▶ DATA LISTING:

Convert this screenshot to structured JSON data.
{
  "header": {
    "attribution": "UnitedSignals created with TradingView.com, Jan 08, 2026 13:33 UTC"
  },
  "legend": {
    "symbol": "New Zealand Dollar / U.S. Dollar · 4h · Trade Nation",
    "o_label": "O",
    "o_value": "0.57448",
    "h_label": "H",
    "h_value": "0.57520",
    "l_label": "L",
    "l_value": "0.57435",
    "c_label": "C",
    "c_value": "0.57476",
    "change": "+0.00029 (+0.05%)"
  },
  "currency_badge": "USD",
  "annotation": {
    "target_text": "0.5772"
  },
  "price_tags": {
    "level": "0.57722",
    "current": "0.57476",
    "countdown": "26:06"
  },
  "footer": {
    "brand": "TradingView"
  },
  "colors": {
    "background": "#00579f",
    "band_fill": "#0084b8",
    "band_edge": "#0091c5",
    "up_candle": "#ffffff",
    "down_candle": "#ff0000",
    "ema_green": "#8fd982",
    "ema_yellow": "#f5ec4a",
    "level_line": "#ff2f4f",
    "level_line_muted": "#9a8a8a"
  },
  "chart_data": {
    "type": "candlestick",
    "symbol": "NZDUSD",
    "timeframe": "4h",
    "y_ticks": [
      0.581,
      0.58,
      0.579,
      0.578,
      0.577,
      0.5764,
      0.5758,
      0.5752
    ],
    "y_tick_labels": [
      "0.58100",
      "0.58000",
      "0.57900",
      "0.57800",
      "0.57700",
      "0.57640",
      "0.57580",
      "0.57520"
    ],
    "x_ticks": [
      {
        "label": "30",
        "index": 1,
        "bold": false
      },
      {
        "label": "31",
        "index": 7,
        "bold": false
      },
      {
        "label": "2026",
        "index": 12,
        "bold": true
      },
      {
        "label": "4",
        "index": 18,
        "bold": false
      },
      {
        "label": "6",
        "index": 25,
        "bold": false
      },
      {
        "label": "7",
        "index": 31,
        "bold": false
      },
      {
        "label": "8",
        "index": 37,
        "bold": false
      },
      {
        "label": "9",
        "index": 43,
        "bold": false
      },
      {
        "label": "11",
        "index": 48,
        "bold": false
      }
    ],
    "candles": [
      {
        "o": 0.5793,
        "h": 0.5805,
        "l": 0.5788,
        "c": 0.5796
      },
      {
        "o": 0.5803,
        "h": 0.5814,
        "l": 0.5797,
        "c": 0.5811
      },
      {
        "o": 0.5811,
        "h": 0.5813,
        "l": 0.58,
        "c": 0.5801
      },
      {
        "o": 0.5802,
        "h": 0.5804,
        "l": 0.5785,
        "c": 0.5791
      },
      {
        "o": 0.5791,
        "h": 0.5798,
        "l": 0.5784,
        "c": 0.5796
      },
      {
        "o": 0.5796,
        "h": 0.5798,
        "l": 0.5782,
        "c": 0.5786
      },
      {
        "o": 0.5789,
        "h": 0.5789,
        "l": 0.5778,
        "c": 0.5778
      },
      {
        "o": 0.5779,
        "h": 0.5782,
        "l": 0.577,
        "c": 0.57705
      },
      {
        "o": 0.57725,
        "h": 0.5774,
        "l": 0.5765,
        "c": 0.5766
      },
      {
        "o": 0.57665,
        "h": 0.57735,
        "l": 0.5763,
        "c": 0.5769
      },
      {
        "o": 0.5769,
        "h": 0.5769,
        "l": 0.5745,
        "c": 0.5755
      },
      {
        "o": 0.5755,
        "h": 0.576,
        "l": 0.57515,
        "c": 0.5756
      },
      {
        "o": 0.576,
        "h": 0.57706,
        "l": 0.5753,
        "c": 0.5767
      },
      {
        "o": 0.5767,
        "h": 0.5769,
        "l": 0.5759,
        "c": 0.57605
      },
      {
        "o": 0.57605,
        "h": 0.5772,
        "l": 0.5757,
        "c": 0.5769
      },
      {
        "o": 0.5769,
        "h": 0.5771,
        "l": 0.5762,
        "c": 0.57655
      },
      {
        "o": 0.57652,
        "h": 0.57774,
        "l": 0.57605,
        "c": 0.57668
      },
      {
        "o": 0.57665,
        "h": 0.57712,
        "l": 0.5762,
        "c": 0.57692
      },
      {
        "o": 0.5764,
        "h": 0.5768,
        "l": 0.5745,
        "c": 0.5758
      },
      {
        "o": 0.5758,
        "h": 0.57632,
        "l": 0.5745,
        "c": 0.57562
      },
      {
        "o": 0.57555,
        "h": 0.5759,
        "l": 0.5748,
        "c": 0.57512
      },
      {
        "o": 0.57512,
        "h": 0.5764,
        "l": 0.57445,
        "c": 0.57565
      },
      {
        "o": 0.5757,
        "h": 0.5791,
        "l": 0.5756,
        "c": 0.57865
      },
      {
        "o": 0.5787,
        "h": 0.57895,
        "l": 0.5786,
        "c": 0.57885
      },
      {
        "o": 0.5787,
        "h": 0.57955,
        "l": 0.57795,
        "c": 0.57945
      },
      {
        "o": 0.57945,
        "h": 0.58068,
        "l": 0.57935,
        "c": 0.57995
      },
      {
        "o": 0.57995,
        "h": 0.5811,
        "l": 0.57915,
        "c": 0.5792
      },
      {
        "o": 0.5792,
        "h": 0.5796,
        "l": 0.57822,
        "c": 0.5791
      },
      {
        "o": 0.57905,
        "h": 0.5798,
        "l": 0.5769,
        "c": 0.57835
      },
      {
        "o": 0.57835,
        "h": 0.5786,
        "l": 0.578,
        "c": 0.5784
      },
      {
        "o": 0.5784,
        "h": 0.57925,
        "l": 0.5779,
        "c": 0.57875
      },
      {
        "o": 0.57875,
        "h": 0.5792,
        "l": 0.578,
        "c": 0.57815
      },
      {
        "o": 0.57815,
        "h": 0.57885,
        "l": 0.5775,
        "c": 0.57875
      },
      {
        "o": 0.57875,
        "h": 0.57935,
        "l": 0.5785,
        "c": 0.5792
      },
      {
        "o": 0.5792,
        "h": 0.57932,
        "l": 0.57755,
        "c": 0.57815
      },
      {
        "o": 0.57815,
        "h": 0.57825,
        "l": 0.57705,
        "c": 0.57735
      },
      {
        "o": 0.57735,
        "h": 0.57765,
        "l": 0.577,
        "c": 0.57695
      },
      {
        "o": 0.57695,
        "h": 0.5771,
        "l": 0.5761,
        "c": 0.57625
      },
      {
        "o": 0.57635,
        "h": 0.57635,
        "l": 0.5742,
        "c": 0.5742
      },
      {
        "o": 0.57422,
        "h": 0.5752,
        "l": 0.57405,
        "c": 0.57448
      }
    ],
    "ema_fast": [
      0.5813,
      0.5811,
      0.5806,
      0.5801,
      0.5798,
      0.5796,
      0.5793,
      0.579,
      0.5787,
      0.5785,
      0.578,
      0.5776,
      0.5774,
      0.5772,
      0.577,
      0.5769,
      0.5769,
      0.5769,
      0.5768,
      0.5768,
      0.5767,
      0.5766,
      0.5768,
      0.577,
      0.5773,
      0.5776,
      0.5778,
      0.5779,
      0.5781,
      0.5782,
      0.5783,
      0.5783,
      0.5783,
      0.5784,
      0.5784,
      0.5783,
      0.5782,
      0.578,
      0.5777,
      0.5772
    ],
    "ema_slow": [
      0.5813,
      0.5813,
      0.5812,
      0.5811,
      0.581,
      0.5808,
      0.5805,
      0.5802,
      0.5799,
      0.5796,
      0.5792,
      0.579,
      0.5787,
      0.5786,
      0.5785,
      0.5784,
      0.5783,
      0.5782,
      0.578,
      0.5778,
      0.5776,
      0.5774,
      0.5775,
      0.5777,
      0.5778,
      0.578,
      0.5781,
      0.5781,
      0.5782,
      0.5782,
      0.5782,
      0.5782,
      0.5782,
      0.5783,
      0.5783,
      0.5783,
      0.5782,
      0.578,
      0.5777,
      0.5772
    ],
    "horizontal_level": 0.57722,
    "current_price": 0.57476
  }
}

▶ WHAT YOU ARE ASKED TO DO: Display every line of the listing that contains the string "symbol".

▶ SOLUTION FOR THIS PROBLEM:
    "symbol": "New Zealand Dollar / U.S. Dollar · 4h · Trade Nation",
    "symbol": "NZDUSD",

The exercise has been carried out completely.